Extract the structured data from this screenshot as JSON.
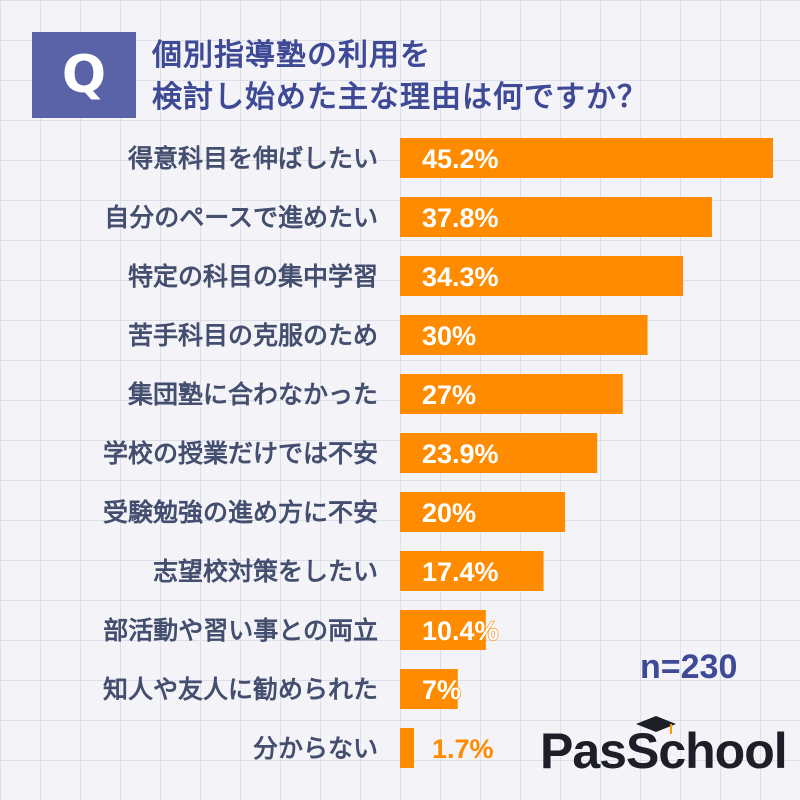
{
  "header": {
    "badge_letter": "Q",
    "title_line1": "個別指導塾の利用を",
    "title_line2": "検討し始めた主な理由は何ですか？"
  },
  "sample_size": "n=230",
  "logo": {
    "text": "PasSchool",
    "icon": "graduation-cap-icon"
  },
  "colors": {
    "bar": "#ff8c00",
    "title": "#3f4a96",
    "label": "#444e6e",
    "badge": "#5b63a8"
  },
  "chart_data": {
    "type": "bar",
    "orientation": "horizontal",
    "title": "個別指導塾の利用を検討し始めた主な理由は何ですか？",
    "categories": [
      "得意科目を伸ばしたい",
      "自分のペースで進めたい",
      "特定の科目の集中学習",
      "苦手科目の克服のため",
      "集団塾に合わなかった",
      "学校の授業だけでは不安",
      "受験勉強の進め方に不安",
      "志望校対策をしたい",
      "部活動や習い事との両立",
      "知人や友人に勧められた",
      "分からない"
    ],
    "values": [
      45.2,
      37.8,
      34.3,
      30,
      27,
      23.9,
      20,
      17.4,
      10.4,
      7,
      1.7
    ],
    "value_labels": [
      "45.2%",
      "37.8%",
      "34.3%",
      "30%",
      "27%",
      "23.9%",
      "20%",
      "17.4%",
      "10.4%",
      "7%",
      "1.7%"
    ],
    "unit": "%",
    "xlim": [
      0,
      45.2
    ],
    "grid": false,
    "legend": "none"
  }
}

* **WORK INSTRUCTIONS**:
Omit the images and transcribe all of the records above word for word.

* **RESPONSE FOR THIS EXERCISE**:
Extract the structured data from this screenshot as JSON.
{
  "header": {
    "badge_letter": "Q",
    "title_line1": "個別指導塾の利用を",
    "title_line2": "検討し始めた主な理由は何ですか？"
  },
  "sample_size": "n=230",
  "logo": {
    "text": "PasSchool",
    "icon": "graduation-cap-icon"
  },
  "colors": {
    "bar": "#ff8c00",
    "title": "#3f4a96",
    "label": "#444e6e",
    "badge": "#5b63a8"
  },
  "chart_data": {
    "type": "bar",
    "orientation": "horizontal",
    "title": "個別指導塾の利用を検討し始めた主な理由は何ですか？",
    "categories": [
      "得意科目を伸ばしたい",
      "自分のペースで進めたい",
      "特定の科目の集中学習",
      "苦手科目の克服のため",
      "集団塾に合わなかった",
      "学校の授業だけでは不安",
      "受験勉強の進め方に不安",
      "志望校対策をしたい",
      "部活動や習い事との両立",
      "知人や友人に勧められた",
      "分からない"
    ],
    "values": [
      45.2,
      37.8,
      34.3,
      30,
      27,
      23.9,
      20,
      17.4,
      10.4,
      7,
      1.7
    ],
    "value_labels": [
      "45.2%",
      "37.8%",
      "34.3%",
      "30%",
      "27%",
      "23.9%",
      "20%",
      "17.4%",
      "10.4%",
      "7%",
      "1.7%"
    ],
    "unit": "%",
    "xlim": [
      0,
      45.2
    ],
    "grid": false,
    "legend": "none"
  }
}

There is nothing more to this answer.